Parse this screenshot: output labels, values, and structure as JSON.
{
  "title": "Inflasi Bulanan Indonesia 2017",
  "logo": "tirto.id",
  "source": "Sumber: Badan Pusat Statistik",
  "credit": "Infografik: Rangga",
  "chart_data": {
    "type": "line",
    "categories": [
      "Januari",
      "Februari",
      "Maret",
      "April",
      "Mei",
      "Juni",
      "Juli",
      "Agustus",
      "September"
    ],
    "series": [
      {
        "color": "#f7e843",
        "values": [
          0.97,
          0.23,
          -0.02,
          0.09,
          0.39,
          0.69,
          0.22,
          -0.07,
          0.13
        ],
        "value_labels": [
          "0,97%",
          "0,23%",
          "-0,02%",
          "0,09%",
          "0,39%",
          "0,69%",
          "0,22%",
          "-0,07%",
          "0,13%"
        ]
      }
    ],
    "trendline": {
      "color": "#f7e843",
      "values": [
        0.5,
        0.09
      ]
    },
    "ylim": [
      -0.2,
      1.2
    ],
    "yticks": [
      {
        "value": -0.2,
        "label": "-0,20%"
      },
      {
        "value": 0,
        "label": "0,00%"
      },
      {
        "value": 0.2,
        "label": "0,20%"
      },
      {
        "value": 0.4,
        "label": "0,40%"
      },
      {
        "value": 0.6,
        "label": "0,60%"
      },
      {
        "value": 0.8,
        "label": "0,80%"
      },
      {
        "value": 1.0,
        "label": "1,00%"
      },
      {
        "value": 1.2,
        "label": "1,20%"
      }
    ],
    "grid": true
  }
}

→ **Task to carry out**
Take every line containing the word "values" and copy it.

→ **Written solution**
Parse this screenshot: output labels, values, and structure as JSON.
        "values": [
      "values": [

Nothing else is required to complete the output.